**Exercise details:** Copy the records below exactly, leaving out every picture.
%%
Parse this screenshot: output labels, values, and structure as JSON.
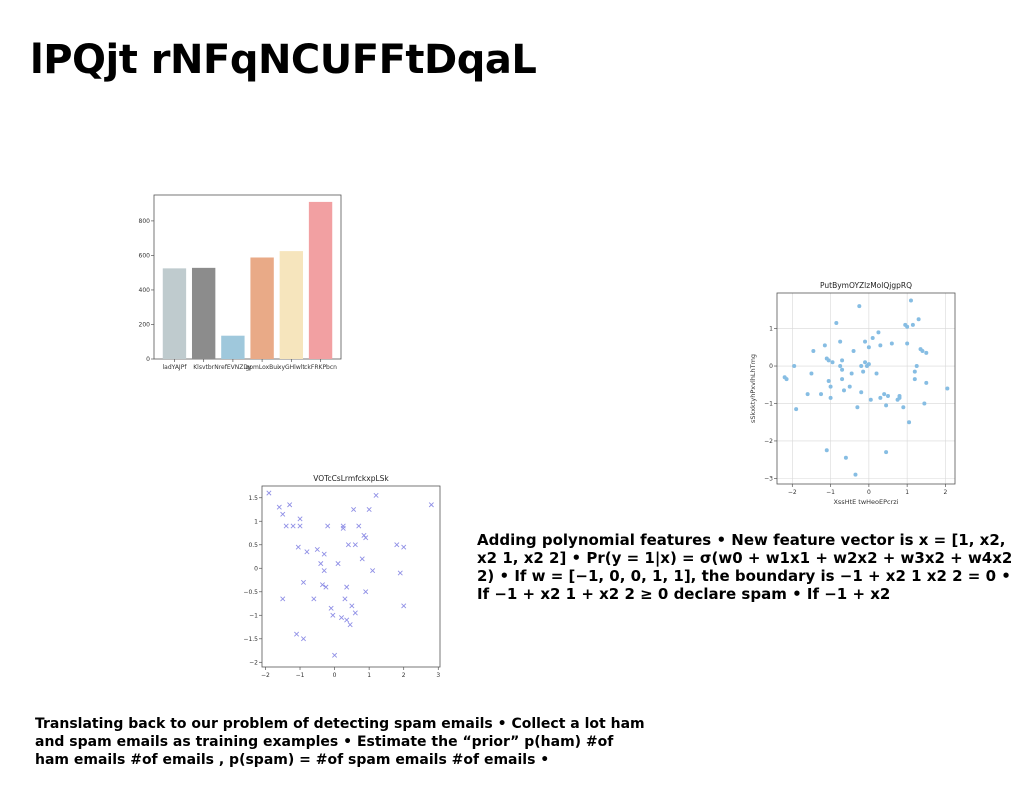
{
  "slide": {
    "title": "lPQjt rNFqNCUFFtDqaL",
    "right_text": "Adding polynomial features • New feature vector is x = [1, x2, x2 1, x2 2] • Pr(y = 1|x) = σ(w0 + w1x1 + w2x2 + w3x2 + w4x2 2) • If w = [−1, 0, 0, 1, 1], the boundary is −1 + x2 1 x2 2 = 0 • If −1 + x2 1 + x2 2 ≥ 0 declare spam • If −1 + x2",
    "bottom_text": "Translating back to our problem of detecting spam emails • Collect a lot ham and spam emails as training examples • Estimate the “prior” p(ham) #of ham emails #of emails , p(spam) = #of spam emails #of emails •"
  },
  "chart_data": [
    {
      "type": "bar",
      "title": "",
      "xlabel": "",
      "ylabel": "",
      "categories": [
        "ladYAJPf",
        "Klsvtbr",
        "NrefEVNZDy",
        "gpmLoxBui",
        "xyGHlwlt",
        "ckFRKPbcn"
      ],
      "values": [
        525,
        528,
        135,
        588,
        625,
        910
      ],
      "colors": [
        "#bfcbce",
        "#8c8c8c",
        "#9fc8dc",
        "#e9aa87",
        "#f6e5bd",
        "#f2a0a2"
      ],
      "ylim": [
        0,
        950
      ],
      "yticks": [
        0,
        200,
        400,
        600,
        800
      ],
      "grid": false
    },
    {
      "type": "scatter",
      "title": "PutBymOYZlzMolQjgpRQ",
      "xlabel": "XssHtE twHeoEPcrzi",
      "ylabel": "sSkxktyhPxvlhLhTmg",
      "marker": "circle",
      "color": "#86bde3",
      "xlim": [
        -2.4,
        2.25
      ],
      "ylim": [
        -3.15,
        1.95
      ],
      "xticks": [
        -2,
        -1,
        0,
        1,
        2
      ],
      "yticks": [
        -3,
        -2,
        -1,
        0,
        1
      ],
      "grid": true,
      "x": [
        -2.2,
        -2.15,
        -1.95,
        -1.9,
        -1.6,
        -1.5,
        -1.45,
        -1.25,
        -1.15,
        -1.1,
        -1.05,
        -1.05,
        -1.0,
        -1.0,
        -0.95,
        -0.85,
        -0.75,
        -0.7,
        -0.7,
        -0.65,
        -0.6,
        -0.5,
        -0.45,
        -0.4,
        -0.35,
        -0.3,
        -0.25,
        -0.2,
        -0.15,
        -0.1,
        -0.1,
        -0.05,
        0.0,
        0.0,
        0.05,
        0.1,
        0.2,
        0.25,
        0.3,
        0.3,
        0.4,
        0.45,
        0.5,
        0.6,
        0.75,
        0.8,
        0.9,
        0.95,
        1.0,
        1.0,
        1.05,
        1.1,
        1.15,
        1.2,
        1.2,
        1.25,
        1.3,
        1.35,
        1.4,
        1.45,
        1.5,
        2.05,
        0.8,
        -0.2,
        -0.75,
        -0.7,
        -1.1,
        0.45,
        1.5
      ],
      "y": [
        -0.3,
        -0.35,
        0.0,
        -1.15,
        -0.75,
        -0.2,
        0.4,
        -0.75,
        0.55,
        -2.25,
        -0.4,
        0.15,
        -0.55,
        -0.85,
        0.1,
        1.15,
        0.65,
        0.15,
        -0.35,
        -0.65,
        -2.45,
        -0.55,
        -0.2,
        0.4,
        -2.9,
        -1.1,
        1.6,
        0.0,
        -0.15,
        0.1,
        0.65,
        0.0,
        0.05,
        0.5,
        -0.9,
        0.75,
        -0.2,
        0.9,
        0.55,
        -0.85,
        -0.75,
        -2.3,
        -0.8,
        0.6,
        -0.9,
        -0.85,
        -1.1,
        1.1,
        0.6,
        1.05,
        -1.5,
        1.75,
        1.1,
        -0.35,
        -0.15,
        0.0,
        1.25,
        0.45,
        0.4,
        -1.0,
        0.35,
        -0.6,
        -0.8,
        -0.7,
        0.0,
        -0.1,
        0.2,
        -1.05,
        -0.45
      ]
    },
    {
      "type": "scatter",
      "title": "VOTcCsLrmfckxpLSk",
      "xlabel": "",
      "ylabel": "",
      "marker": "x",
      "color": "#8f8fe6",
      "xlim": [
        -2.1,
        3.05
      ],
      "ylim": [
        -2.1,
        1.75
      ],
      "xticks": [
        -2,
        -1,
        0,
        1,
        2,
        3
      ],
      "yticks": [
        -2.0,
        -1.5,
        -1.0,
        -0.5,
        0.0,
        0.5,
        1.0,
        1.5
      ],
      "grid": false,
      "x": [
        -1.9,
        -1.6,
        -1.5,
        -1.4,
        -1.3,
        -1.2,
        -1.1,
        -1.05,
        -1.0,
        -0.9,
        -0.8,
        -0.6,
        -0.5,
        -0.4,
        -0.35,
        -0.3,
        -0.25,
        -0.2,
        -0.1,
        -0.05,
        0.0,
        0.1,
        0.2,
        0.25,
        0.3,
        0.35,
        0.4,
        0.45,
        0.5,
        0.55,
        0.6,
        0.7,
        0.8,
        0.85,
        0.9,
        1.0,
        1.1,
        1.2,
        1.8,
        1.9,
        2.0,
        2.0,
        2.8,
        -1.5,
        -0.9,
        -1.0,
        -0.3,
        0.6,
        0.35,
        0.25,
        0.9
      ],
      "y": [
        1.6,
        1.3,
        1.15,
        0.9,
        1.35,
        0.9,
        -1.4,
        0.45,
        1.05,
        -1.5,
        0.35,
        -0.65,
        0.4,
        0.1,
        -0.35,
        -0.05,
        -0.4,
        0.9,
        -0.85,
        -1.0,
        -1.85,
        0.1,
        -1.05,
        0.9,
        -0.65,
        -1.1,
        0.5,
        -1.2,
        -0.8,
        1.25,
        -0.95,
        0.9,
        0.2,
        0.7,
        -0.5,
        1.25,
        -0.05,
        1.55,
        0.5,
        -0.1,
        0.45,
        -0.8,
        1.35,
        -0.65,
        -0.3,
        0.9,
        0.3,
        0.5,
        -0.4,
        0.85,
        0.65
      ]
    }
  ]
}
%%
**Task output:**
Parse this screenshot: output labels, values, and structure as JSON.
{
  "slide": {
    "title": "lPQjt rNFqNCUFFtDqaL",
    "right_text": "Adding polynomial features • New feature vector is x = [1, x2, x2 1, x2 2] • Pr(y = 1|x) = σ(w0 + w1x1 + w2x2 + w3x2 + w4x2 2) • If w = [−1, 0, 0, 1, 1], the boundary is −1 + x2 1 x2 2 = 0 • If −1 + x2 1 + x2 2 ≥ 0 declare spam • If −1 + x2",
    "bottom_text": "Translating back to our problem of detecting spam emails • Collect a lot ham and spam emails as training examples • Estimate the “prior” p(ham) #of ham emails #of emails , p(spam) = #of spam emails #of emails •"
  },
  "chart_data": [
    {
      "type": "bar",
      "title": "",
      "xlabel": "",
      "ylabel": "",
      "categories": [
        "ladYAJPf",
        "Klsvtbr",
        "NrefEVNZDy",
        "gpmLoxBui",
        "xyGHlwlt",
        "ckFRKPbcn"
      ],
      "values": [
        525,
        528,
        135,
        588,
        625,
        910
      ],
      "colors": [
        "#bfcbce",
        "#8c8c8c",
        "#9fc8dc",
        "#e9aa87",
        "#f6e5bd",
        "#f2a0a2"
      ],
      "ylim": [
        0,
        950
      ],
      "yticks": [
        0,
        200,
        400,
        600,
        800
      ],
      "grid": false
    },
    {
      "type": "scatter",
      "title": "PutBymOYZlzMolQjgpRQ",
      "xlabel": "XssHtE twHeoEPcrzi",
      "ylabel": "sSkxktyhPxvlhLhTmg",
      "marker": "circle",
      "color": "#86bde3",
      "xlim": [
        -2.4,
        2.25
      ],
      "ylim": [
        -3.15,
        1.95
      ],
      "xticks": [
        -2,
        -1,
        0,
        1,
        2
      ],
      "yticks": [
        -3,
        -2,
        -1,
        0,
        1
      ],
      "grid": true,
      "x": [
        -2.2,
        -2.15,
        -1.95,
        -1.9,
        -1.6,
        -1.5,
        -1.45,
        -1.25,
        -1.15,
        -1.1,
        -1.05,
        -1.05,
        -1.0,
        -1.0,
        -0.95,
        -0.85,
        -0.75,
        -0.7,
        -0.7,
        -0.65,
        -0.6,
        -0.5,
        -0.45,
        -0.4,
        -0.35,
        -0.3,
        -0.25,
        -0.2,
        -0.15,
        -0.1,
        -0.1,
        -0.05,
        0.0,
        0.0,
        0.05,
        0.1,
        0.2,
        0.25,
        0.3,
        0.3,
        0.4,
        0.45,
        0.5,
        0.6,
        0.75,
        0.8,
        0.9,
        0.95,
        1.0,
        1.0,
        1.05,
        1.1,
        1.15,
        1.2,
        1.2,
        1.25,
        1.3,
        1.35,
        1.4,
        1.45,
        1.5,
        2.05,
        0.8,
        -0.2,
        -0.75,
        -0.7,
        -1.1,
        0.45,
        1.5
      ],
      "y": [
        -0.3,
        -0.35,
        0.0,
        -1.15,
        -0.75,
        -0.2,
        0.4,
        -0.75,
        0.55,
        -2.25,
        -0.4,
        0.15,
        -0.55,
        -0.85,
        0.1,
        1.15,
        0.65,
        0.15,
        -0.35,
        -0.65,
        -2.45,
        -0.55,
        -0.2,
        0.4,
        -2.9,
        -1.1,
        1.6,
        0.0,
        -0.15,
        0.1,
        0.65,
        0.0,
        0.05,
        0.5,
        -0.9,
        0.75,
        -0.2,
        0.9,
        0.55,
        -0.85,
        -0.75,
        -2.3,
        -0.8,
        0.6,
        -0.9,
        -0.85,
        -1.1,
        1.1,
        0.6,
        1.05,
        -1.5,
        1.75,
        1.1,
        -0.35,
        -0.15,
        0.0,
        1.25,
        0.45,
        0.4,
        -1.0,
        0.35,
        -0.6,
        -0.8,
        -0.7,
        0.0,
        -0.1,
        0.2,
        -1.05,
        -0.45
      ]
    },
    {
      "type": "scatter",
      "title": "VOTcCsLrmfckxpLSk",
      "xlabel": "",
      "ylabel": "",
      "marker": "x",
      "color": "#8f8fe6",
      "xlim": [
        -2.1,
        3.05
      ],
      "ylim": [
        -2.1,
        1.75
      ],
      "xticks": [
        -2,
        -1,
        0,
        1,
        2,
        3
      ],
      "yticks": [
        -2.0,
        -1.5,
        -1.0,
        -0.5,
        0.0,
        0.5,
        1.0,
        1.5
      ],
      "grid": false,
      "x": [
        -1.9,
        -1.6,
        -1.5,
        -1.4,
        -1.3,
        -1.2,
        -1.1,
        -1.05,
        -1.0,
        -0.9,
        -0.8,
        -0.6,
        -0.5,
        -0.4,
        -0.35,
        -0.3,
        -0.25,
        -0.2,
        -0.1,
        -0.05,
        0.0,
        0.1,
        0.2,
        0.25,
        0.3,
        0.35,
        0.4,
        0.45,
        0.5,
        0.55,
        0.6,
        0.7,
        0.8,
        0.85,
        0.9,
        1.0,
        1.1,
        1.2,
        1.8,
        1.9,
        2.0,
        2.0,
        2.8,
        -1.5,
        -0.9,
        -1.0,
        -0.3,
        0.6,
        0.35,
        0.25,
        0.9
      ],
      "y": [
        1.6,
        1.3,
        1.15,
        0.9,
        1.35,
        0.9,
        -1.4,
        0.45,
        1.05,
        -1.5,
        0.35,
        -0.65,
        0.4,
        0.1,
        -0.35,
        -0.05,
        -0.4,
        0.9,
        -0.85,
        -1.0,
        -1.85,
        0.1,
        -1.05,
        0.9,
        -0.65,
        -1.1,
        0.5,
        -1.2,
        -0.8,
        1.25,
        -0.95,
        0.9,
        0.2,
        0.7,
        -0.5,
        1.25,
        -0.05,
        1.55,
        0.5,
        -0.1,
        0.45,
        -0.8,
        1.35,
        -0.65,
        -0.3,
        0.9,
        0.3,
        0.5,
        -0.4,
        0.85,
        0.65
      ]
    }
  ]
}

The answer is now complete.